* Material to process:
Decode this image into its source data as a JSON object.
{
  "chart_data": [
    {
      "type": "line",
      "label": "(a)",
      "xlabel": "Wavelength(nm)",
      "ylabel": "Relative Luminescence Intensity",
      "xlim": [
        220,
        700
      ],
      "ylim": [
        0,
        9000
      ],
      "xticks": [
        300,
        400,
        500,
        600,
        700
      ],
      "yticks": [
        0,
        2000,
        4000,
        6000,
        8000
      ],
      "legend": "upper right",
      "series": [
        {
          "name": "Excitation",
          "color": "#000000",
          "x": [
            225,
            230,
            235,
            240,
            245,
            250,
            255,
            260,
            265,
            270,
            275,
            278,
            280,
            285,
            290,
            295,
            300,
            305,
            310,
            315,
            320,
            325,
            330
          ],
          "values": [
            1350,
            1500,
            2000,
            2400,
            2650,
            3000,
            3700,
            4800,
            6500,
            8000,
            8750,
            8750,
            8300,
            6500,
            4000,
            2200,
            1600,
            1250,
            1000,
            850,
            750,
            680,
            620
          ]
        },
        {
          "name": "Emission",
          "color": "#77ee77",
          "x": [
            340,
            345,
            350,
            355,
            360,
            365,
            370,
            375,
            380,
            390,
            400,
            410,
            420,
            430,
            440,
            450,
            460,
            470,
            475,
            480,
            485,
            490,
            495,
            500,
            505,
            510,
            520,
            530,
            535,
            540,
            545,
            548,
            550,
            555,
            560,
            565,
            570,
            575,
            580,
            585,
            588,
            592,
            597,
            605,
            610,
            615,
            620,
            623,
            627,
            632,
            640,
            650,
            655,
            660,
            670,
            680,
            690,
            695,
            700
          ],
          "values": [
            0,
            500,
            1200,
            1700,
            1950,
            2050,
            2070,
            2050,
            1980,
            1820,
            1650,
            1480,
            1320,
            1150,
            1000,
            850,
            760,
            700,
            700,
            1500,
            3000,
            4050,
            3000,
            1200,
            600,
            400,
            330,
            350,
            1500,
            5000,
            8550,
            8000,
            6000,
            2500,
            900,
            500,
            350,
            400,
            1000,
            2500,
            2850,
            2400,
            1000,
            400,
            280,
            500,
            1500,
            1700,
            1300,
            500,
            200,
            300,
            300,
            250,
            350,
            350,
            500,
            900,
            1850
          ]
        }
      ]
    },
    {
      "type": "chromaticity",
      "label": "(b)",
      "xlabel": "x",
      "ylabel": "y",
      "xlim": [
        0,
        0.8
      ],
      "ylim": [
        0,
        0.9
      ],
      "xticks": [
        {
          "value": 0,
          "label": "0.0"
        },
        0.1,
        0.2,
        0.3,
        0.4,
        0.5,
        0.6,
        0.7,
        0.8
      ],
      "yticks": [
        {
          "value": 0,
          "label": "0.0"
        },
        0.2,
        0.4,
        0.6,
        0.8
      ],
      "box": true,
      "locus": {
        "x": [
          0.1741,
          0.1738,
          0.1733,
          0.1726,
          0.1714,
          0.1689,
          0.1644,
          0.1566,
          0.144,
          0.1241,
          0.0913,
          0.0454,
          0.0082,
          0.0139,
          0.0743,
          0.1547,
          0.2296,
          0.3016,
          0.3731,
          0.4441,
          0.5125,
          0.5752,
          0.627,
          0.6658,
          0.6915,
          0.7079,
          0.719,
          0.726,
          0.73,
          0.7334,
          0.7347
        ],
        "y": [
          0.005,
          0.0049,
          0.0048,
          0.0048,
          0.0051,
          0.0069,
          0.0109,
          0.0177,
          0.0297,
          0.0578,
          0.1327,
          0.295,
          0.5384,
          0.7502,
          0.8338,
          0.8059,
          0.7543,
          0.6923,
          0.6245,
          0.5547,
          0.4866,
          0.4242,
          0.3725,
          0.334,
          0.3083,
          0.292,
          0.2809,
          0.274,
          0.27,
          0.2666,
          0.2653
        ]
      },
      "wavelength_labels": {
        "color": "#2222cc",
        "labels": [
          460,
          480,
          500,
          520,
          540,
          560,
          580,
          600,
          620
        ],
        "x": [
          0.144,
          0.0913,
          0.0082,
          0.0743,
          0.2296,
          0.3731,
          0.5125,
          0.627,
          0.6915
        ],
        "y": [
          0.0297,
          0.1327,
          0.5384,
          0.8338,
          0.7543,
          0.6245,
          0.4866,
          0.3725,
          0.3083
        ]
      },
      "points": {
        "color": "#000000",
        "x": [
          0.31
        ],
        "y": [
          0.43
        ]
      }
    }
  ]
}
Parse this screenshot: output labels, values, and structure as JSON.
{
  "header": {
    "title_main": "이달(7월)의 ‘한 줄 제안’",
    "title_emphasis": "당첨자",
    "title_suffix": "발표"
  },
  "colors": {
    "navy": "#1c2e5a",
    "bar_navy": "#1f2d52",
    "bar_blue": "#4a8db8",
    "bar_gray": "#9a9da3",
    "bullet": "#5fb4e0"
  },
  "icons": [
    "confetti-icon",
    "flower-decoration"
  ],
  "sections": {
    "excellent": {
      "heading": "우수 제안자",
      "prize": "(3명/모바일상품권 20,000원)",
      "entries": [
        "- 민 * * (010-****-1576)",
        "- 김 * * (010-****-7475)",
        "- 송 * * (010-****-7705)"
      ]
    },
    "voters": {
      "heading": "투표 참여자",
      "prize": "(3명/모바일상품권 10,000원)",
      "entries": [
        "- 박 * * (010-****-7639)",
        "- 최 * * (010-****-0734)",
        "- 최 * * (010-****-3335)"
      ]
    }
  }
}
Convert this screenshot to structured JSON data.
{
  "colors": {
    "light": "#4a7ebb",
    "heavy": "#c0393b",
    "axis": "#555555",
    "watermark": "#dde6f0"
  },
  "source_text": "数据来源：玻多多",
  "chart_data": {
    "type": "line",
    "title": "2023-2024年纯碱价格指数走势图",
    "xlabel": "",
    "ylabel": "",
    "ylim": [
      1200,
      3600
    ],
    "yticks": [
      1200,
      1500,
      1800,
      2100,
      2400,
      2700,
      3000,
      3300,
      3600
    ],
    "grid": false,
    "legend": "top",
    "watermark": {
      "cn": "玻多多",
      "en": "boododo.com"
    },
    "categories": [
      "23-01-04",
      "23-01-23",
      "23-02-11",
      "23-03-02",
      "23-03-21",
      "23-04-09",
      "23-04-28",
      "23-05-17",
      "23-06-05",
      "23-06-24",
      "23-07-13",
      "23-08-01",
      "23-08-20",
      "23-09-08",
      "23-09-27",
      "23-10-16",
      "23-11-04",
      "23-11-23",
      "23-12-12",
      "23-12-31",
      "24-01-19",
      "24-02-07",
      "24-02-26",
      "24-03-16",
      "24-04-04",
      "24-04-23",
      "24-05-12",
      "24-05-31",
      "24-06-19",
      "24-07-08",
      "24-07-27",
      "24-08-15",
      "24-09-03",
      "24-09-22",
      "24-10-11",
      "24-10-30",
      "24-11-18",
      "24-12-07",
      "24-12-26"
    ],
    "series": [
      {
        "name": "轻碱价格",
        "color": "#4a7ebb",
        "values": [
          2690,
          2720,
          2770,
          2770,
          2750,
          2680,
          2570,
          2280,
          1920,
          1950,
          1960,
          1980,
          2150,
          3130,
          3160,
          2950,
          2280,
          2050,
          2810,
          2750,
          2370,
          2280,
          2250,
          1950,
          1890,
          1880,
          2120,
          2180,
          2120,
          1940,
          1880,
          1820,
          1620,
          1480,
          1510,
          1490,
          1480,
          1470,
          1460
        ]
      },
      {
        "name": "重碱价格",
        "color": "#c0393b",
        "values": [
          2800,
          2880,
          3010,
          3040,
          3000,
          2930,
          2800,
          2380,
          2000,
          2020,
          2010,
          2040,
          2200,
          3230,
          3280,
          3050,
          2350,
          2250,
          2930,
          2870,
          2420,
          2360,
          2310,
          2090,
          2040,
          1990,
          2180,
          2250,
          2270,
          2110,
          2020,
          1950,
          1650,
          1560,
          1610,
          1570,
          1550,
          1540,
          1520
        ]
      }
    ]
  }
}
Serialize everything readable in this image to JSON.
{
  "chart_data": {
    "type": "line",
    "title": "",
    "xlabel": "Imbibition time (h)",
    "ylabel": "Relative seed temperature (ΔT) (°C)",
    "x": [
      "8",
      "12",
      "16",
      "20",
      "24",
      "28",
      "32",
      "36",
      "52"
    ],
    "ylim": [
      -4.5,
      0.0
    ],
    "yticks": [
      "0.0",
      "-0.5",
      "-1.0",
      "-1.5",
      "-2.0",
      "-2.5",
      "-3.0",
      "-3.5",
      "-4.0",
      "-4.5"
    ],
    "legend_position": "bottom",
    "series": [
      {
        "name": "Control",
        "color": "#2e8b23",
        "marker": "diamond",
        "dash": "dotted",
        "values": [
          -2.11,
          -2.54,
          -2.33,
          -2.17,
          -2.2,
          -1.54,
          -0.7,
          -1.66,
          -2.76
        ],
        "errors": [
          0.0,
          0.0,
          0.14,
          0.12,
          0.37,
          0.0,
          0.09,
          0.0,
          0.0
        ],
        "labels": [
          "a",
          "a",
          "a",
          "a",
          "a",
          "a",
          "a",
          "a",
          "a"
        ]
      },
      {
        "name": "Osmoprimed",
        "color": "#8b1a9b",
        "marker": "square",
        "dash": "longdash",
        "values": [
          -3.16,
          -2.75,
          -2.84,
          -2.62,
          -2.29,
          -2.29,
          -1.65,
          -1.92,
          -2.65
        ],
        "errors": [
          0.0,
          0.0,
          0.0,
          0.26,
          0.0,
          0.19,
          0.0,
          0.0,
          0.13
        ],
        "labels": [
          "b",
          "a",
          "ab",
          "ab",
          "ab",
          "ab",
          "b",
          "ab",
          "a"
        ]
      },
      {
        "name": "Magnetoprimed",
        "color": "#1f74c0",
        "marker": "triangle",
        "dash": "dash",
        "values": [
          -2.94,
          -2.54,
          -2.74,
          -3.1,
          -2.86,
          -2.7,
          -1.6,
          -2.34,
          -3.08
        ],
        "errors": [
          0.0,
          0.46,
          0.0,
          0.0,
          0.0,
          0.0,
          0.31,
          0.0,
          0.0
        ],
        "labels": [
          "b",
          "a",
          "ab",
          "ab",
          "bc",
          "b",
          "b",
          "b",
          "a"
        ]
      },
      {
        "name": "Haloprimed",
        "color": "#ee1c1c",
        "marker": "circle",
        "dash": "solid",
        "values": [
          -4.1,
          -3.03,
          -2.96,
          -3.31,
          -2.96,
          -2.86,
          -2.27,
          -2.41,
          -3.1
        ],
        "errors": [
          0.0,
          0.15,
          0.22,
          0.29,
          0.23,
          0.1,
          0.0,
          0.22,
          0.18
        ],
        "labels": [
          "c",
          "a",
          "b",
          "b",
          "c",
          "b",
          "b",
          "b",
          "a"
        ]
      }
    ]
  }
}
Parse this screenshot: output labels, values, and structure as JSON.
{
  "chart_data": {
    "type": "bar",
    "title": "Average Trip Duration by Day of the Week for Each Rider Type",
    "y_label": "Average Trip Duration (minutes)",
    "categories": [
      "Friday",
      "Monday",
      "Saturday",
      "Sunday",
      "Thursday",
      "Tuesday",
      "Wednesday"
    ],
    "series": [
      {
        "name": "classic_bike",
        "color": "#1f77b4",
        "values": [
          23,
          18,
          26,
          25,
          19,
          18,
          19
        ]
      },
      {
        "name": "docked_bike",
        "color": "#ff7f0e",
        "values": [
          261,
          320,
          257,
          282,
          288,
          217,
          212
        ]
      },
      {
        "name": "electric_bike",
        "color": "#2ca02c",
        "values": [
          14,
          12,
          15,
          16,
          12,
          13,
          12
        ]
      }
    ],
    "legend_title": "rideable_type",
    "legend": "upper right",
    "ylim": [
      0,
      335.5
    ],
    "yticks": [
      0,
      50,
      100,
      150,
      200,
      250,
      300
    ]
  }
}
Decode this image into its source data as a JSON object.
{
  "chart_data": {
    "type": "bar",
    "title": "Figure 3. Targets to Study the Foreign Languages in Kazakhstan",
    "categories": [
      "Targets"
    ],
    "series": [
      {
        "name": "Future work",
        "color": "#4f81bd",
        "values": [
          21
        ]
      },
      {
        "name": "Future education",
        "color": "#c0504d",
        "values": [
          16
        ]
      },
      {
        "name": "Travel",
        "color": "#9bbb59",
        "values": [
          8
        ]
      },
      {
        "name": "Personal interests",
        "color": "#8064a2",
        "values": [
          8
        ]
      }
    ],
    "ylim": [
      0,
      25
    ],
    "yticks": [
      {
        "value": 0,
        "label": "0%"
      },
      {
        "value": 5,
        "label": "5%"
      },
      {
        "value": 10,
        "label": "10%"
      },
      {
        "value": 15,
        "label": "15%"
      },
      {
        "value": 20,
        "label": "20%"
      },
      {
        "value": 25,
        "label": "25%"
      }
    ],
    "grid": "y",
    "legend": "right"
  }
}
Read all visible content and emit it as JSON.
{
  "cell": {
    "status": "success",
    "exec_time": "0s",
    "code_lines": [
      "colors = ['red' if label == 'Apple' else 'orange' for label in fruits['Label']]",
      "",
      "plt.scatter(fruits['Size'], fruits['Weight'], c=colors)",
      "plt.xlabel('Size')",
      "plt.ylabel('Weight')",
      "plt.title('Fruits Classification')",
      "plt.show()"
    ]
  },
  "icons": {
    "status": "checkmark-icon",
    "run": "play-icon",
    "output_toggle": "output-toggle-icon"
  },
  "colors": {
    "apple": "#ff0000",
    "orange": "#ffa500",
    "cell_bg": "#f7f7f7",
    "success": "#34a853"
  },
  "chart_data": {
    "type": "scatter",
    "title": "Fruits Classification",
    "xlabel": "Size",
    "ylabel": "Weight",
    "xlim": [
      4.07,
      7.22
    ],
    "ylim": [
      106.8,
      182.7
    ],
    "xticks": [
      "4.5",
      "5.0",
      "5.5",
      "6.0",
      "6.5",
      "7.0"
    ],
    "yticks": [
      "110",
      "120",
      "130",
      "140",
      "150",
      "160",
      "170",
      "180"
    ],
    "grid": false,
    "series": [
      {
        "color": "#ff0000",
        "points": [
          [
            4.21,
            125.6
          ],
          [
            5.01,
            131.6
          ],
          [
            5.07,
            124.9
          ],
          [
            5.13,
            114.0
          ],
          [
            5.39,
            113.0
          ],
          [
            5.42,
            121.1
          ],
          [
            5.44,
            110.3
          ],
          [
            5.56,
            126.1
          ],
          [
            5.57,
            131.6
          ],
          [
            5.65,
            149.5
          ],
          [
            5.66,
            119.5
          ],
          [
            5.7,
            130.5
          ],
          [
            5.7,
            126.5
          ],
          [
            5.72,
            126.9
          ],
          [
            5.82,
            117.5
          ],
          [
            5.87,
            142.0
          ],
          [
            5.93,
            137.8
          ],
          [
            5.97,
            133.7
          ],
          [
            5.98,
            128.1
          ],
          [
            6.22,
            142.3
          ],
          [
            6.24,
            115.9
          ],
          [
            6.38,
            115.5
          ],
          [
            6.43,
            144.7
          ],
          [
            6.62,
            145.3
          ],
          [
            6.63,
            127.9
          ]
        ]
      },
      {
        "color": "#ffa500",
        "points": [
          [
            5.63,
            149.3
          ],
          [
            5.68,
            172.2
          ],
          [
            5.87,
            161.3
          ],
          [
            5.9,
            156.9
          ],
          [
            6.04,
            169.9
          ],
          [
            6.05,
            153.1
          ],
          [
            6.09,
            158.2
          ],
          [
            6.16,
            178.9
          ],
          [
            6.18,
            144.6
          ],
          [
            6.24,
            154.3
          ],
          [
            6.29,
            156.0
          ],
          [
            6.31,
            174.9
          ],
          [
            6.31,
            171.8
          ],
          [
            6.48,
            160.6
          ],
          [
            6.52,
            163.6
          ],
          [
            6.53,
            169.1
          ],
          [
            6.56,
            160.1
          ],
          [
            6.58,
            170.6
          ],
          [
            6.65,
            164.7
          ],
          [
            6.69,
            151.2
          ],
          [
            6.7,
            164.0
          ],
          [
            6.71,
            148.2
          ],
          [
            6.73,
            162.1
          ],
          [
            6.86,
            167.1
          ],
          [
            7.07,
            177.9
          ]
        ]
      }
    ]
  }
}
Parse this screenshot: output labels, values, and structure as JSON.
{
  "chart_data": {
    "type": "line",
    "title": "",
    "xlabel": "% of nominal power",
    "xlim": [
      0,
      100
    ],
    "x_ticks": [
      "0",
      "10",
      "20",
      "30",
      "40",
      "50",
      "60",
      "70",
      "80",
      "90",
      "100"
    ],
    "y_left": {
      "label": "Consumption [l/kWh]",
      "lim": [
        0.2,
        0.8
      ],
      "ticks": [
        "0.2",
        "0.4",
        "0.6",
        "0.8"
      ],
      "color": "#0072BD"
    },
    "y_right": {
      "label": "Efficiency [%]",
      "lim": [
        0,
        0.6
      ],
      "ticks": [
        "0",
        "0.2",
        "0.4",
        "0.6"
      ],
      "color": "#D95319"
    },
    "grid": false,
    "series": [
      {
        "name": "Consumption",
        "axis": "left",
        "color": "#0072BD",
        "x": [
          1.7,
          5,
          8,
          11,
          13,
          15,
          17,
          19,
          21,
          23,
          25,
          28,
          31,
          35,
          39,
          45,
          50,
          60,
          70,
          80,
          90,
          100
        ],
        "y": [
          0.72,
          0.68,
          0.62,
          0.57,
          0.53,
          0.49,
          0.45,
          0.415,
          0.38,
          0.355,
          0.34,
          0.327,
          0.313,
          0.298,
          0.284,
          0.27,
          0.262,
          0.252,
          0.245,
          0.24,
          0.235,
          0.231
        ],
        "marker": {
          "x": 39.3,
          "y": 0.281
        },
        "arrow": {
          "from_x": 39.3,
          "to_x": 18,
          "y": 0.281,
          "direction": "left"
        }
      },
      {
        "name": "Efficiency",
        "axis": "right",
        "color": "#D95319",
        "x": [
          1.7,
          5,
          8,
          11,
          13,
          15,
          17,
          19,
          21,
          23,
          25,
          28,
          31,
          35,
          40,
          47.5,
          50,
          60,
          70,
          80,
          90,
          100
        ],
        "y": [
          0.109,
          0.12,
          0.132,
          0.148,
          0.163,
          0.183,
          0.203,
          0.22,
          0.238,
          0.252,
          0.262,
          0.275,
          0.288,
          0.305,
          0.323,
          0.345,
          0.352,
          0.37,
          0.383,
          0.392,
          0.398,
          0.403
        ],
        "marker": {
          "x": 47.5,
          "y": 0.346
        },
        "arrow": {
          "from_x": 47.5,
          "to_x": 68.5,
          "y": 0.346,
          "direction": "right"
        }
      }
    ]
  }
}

* Short exercise: Pick out the lines containing the string "upper" and show them.

* Complete output:
      "legend": "upper right",
    "legend": "upper right",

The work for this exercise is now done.